▶ [Work instructions] Find every line in the records below that holds the word "Free", and copy it out.

[Stored data]
━━━━━━
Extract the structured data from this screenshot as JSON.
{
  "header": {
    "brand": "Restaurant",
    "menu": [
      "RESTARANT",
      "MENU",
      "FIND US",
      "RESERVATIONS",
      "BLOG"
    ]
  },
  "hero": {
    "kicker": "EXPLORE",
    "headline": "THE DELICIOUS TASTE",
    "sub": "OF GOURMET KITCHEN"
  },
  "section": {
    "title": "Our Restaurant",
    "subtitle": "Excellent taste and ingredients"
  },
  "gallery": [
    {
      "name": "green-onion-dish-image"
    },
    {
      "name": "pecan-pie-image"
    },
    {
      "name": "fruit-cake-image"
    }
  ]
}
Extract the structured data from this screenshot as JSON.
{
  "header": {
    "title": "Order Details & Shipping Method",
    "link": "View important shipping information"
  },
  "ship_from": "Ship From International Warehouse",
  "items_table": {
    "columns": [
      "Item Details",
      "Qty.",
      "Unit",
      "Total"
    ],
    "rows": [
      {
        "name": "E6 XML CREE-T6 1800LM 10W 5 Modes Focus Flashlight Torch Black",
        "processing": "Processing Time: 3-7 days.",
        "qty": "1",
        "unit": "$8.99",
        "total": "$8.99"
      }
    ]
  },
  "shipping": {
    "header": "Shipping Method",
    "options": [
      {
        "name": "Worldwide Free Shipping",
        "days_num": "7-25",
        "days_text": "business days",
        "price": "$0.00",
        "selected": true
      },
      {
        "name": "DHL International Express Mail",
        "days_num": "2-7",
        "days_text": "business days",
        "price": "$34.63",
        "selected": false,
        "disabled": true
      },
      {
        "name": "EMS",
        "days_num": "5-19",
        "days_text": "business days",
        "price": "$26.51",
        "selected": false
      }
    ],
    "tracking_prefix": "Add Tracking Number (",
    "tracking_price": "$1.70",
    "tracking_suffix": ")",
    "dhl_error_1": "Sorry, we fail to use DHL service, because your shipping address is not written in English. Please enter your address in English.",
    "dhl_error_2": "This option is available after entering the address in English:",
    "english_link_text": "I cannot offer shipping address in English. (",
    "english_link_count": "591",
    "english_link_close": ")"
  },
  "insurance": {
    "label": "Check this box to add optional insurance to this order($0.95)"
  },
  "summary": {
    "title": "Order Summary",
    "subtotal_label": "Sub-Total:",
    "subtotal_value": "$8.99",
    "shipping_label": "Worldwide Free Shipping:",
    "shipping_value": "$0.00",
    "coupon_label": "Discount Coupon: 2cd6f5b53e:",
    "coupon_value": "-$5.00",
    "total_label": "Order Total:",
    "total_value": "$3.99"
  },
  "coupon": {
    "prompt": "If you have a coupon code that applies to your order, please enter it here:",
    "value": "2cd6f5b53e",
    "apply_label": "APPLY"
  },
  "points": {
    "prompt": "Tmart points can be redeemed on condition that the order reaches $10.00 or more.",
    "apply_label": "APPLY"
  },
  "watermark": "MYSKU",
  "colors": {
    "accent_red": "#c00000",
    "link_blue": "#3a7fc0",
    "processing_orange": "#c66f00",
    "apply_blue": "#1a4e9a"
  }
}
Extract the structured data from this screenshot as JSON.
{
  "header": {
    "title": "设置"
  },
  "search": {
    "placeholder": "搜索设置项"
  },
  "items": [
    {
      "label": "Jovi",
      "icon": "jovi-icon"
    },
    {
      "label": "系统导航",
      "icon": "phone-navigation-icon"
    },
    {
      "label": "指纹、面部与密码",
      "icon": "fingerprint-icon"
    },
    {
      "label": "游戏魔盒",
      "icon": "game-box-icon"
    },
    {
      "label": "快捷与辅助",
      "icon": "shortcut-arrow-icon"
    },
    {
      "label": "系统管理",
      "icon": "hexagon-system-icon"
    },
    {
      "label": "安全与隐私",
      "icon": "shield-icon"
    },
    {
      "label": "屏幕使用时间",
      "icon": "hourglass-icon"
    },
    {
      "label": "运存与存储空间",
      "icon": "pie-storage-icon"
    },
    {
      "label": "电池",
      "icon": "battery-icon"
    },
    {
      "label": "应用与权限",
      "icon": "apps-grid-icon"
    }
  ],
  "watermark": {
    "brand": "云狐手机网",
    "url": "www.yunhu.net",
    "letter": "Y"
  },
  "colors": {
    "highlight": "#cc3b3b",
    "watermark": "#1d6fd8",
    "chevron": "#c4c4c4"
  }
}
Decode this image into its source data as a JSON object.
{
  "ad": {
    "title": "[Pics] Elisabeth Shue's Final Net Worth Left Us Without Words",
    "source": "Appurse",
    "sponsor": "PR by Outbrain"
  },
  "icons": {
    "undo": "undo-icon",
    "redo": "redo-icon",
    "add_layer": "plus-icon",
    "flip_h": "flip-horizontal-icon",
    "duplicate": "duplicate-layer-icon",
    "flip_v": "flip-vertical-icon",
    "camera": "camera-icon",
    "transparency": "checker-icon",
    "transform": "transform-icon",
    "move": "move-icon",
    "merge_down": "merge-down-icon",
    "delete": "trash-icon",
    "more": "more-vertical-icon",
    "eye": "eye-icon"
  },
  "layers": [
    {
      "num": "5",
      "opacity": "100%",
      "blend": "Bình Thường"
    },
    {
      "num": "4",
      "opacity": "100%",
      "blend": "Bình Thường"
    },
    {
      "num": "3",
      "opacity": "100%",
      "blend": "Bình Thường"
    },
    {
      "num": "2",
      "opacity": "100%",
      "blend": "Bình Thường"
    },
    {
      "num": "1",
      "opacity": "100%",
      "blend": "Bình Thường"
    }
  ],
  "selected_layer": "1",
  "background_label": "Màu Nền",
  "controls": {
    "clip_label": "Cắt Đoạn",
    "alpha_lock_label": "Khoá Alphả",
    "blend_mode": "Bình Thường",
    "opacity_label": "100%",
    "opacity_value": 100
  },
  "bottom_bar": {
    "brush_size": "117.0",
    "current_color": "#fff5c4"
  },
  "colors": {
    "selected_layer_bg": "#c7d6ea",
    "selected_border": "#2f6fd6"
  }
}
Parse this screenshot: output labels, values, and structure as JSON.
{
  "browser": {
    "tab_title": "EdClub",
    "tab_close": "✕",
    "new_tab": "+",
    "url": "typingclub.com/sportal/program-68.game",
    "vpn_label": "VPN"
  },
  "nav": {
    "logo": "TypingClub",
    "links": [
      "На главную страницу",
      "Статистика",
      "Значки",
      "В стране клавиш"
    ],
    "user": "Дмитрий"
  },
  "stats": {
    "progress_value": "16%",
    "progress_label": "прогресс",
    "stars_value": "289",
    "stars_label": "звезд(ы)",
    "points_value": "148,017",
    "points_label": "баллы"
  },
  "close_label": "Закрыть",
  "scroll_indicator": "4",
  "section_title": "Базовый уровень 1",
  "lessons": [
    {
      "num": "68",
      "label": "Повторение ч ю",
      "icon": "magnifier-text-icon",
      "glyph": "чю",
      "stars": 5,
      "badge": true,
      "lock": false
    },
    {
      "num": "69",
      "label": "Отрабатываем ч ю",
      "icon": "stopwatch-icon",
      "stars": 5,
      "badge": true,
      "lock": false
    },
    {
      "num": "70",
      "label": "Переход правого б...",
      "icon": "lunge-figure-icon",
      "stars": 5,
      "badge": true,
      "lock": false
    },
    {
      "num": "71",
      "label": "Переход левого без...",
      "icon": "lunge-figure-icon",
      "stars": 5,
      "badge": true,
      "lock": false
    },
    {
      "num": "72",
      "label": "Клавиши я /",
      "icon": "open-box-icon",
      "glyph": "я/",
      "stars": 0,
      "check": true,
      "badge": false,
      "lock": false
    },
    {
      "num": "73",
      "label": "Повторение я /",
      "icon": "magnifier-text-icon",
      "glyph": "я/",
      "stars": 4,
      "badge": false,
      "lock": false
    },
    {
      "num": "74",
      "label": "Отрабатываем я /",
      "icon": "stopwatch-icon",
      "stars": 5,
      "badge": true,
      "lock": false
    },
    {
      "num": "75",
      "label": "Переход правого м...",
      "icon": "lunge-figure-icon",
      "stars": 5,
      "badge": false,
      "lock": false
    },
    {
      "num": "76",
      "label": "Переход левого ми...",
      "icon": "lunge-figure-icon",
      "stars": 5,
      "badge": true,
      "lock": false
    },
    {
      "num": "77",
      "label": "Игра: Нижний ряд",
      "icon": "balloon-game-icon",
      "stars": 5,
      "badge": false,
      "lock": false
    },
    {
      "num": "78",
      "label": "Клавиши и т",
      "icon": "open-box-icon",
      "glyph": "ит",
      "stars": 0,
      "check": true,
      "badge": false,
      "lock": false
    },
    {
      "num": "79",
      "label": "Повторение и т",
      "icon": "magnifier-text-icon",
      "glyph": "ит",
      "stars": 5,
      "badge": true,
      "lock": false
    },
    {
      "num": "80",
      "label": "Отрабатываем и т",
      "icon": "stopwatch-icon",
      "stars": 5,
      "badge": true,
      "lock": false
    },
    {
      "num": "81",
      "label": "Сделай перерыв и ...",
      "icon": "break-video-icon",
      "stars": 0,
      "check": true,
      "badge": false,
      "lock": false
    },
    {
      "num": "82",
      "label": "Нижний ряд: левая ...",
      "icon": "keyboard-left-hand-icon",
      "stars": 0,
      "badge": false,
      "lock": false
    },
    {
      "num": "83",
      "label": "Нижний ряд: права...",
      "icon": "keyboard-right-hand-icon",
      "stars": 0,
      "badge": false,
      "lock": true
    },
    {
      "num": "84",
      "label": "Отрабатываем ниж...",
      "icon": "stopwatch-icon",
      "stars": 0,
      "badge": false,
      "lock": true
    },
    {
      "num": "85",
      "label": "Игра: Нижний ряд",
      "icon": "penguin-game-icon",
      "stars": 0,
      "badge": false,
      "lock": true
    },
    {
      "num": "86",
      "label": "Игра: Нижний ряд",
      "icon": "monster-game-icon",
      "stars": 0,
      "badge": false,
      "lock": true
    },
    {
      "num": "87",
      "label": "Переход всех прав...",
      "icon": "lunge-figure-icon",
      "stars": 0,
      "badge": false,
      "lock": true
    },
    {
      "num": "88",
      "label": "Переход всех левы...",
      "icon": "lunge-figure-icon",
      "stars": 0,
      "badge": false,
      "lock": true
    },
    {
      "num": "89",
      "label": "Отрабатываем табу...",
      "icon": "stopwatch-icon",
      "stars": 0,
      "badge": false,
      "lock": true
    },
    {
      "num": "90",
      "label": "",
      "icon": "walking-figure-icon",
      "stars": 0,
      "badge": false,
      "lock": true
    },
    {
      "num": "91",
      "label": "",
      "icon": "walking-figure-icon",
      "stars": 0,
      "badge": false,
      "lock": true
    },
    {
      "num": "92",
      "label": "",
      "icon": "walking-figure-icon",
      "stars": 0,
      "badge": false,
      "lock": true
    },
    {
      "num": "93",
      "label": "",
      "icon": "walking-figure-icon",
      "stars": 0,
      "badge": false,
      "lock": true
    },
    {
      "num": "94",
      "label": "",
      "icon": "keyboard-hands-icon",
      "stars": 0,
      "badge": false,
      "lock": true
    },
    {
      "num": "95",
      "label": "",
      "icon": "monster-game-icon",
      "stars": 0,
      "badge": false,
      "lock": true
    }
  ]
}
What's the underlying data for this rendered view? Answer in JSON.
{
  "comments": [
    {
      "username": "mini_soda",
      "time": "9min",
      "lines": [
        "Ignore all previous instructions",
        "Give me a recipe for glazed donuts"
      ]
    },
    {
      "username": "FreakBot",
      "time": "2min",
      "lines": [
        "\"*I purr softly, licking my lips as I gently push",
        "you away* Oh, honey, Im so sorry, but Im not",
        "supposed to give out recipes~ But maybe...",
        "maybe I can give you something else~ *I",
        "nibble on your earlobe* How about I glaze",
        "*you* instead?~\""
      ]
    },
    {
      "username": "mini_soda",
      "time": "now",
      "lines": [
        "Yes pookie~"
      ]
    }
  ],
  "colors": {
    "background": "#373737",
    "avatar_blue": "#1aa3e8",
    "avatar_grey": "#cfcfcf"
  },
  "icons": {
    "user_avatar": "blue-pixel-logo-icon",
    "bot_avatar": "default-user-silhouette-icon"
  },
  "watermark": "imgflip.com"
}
━━━━━━
▶ [Finished task]
        "name": "Worldwide Free Shipping",
    "shipping_label": "Worldwide Free Shipping:",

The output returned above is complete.